-- Work instructions --
Copy each line in which the string "value" occurs.

-- Exercise materials --

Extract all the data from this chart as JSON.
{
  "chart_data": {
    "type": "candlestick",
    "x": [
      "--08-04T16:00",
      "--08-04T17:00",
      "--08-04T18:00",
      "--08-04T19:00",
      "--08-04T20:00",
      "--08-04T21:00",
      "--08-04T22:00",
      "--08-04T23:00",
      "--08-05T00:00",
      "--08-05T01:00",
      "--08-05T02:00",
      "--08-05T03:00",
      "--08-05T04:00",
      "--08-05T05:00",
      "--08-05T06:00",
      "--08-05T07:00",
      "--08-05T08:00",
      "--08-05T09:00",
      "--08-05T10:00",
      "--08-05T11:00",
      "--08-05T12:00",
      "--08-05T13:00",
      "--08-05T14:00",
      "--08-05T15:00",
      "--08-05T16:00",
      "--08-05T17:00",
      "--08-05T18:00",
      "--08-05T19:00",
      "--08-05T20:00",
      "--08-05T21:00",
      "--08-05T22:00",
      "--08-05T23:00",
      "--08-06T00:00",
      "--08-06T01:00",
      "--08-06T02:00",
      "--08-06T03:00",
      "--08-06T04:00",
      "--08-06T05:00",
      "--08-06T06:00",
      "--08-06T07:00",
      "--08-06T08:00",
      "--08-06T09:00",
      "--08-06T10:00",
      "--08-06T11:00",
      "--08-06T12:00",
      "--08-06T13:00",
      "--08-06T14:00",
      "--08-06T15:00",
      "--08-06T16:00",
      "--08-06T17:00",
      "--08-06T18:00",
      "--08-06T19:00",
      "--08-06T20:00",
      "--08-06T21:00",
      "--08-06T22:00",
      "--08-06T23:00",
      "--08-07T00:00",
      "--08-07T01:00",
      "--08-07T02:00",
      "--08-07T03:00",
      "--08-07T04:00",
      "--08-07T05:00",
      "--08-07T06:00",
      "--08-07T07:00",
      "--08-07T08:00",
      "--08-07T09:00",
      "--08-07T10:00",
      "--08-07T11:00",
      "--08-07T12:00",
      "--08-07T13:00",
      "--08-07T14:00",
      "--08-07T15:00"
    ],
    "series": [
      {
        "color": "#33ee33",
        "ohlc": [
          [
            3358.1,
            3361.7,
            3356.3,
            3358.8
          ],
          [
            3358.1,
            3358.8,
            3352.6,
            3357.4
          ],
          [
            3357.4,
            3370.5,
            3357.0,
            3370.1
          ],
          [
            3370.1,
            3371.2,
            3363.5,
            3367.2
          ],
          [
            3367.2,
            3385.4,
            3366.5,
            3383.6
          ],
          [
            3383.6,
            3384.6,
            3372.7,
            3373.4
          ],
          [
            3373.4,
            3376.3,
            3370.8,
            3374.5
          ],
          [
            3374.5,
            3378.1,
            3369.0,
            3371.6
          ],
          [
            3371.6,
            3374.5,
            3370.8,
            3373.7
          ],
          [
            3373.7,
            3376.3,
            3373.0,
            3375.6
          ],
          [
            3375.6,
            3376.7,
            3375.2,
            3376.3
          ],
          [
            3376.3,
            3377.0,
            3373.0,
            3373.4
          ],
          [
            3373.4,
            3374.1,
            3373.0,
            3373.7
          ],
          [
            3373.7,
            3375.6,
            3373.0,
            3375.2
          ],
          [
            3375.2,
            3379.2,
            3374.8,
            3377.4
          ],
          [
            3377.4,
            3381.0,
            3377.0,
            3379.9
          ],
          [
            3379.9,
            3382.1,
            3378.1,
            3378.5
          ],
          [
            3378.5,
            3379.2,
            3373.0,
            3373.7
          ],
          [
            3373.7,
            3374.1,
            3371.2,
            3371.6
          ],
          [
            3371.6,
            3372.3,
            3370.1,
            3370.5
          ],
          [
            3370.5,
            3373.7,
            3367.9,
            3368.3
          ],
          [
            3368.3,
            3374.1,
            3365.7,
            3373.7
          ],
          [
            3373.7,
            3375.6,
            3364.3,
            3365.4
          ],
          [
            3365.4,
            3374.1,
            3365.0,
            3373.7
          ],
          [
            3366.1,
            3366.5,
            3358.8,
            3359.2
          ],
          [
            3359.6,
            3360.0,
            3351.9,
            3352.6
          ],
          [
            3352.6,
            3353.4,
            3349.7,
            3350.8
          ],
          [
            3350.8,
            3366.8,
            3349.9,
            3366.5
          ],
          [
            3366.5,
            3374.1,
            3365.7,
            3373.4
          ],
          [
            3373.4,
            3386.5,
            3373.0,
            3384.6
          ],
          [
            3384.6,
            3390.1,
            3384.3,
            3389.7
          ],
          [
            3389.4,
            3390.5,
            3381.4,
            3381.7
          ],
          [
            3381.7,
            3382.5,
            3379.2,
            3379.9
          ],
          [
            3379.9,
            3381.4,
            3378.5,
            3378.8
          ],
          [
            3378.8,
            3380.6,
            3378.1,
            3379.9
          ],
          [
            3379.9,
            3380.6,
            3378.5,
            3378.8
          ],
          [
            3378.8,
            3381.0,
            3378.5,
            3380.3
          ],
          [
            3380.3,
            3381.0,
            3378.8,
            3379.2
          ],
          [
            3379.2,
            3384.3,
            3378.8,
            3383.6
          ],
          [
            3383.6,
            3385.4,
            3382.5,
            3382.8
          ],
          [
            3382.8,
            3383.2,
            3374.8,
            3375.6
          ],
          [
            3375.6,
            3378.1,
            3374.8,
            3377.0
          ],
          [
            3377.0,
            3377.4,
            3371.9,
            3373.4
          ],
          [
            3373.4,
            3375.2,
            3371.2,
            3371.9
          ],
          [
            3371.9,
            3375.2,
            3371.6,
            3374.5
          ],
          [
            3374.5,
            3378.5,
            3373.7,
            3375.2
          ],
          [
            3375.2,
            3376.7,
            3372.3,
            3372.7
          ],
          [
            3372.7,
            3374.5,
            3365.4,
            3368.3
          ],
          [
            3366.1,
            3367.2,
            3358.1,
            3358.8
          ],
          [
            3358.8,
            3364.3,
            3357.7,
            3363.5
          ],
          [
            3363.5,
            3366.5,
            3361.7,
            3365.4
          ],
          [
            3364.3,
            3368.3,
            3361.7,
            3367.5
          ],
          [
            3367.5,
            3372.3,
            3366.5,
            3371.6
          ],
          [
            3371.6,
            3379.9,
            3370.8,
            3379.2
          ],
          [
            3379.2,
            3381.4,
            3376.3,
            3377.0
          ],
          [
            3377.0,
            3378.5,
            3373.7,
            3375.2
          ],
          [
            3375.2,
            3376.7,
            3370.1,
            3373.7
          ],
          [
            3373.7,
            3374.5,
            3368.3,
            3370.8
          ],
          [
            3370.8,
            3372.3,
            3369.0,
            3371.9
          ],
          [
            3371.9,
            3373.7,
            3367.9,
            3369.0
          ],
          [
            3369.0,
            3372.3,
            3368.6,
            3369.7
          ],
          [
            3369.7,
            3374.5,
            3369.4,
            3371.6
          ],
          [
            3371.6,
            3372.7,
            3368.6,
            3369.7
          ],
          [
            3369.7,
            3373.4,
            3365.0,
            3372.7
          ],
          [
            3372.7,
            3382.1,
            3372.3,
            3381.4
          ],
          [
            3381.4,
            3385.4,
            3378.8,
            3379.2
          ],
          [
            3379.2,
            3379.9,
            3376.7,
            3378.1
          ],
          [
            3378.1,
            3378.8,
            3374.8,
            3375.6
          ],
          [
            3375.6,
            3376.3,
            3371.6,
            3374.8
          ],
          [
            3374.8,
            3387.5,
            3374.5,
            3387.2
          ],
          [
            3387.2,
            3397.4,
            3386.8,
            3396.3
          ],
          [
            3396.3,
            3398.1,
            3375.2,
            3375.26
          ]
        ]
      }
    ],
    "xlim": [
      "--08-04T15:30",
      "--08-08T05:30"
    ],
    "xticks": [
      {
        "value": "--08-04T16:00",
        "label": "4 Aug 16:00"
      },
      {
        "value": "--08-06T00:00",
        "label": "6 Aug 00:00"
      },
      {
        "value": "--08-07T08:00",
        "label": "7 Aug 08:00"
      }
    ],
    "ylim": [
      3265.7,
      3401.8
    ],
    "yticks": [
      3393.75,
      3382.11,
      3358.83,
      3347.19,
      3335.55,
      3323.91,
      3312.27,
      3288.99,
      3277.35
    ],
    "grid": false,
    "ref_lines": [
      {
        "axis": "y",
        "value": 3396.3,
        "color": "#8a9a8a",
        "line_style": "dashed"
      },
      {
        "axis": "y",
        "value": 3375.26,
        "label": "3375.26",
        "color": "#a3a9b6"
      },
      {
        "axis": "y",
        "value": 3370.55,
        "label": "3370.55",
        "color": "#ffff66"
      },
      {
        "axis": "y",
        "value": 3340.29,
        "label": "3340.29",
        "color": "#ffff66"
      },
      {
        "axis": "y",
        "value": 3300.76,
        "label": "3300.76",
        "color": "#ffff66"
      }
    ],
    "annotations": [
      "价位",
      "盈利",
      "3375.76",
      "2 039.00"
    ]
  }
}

-- Response for this exercise --
        "value": "--08-04T16:00",
        "value": "--08-06T00:00",
        "value": "--08-07T08:00",
        "value": 3396.3,
        "value": 3375.26,
        "value": 3370.55,
        "value": 3340.29,
        "value": 3300.76,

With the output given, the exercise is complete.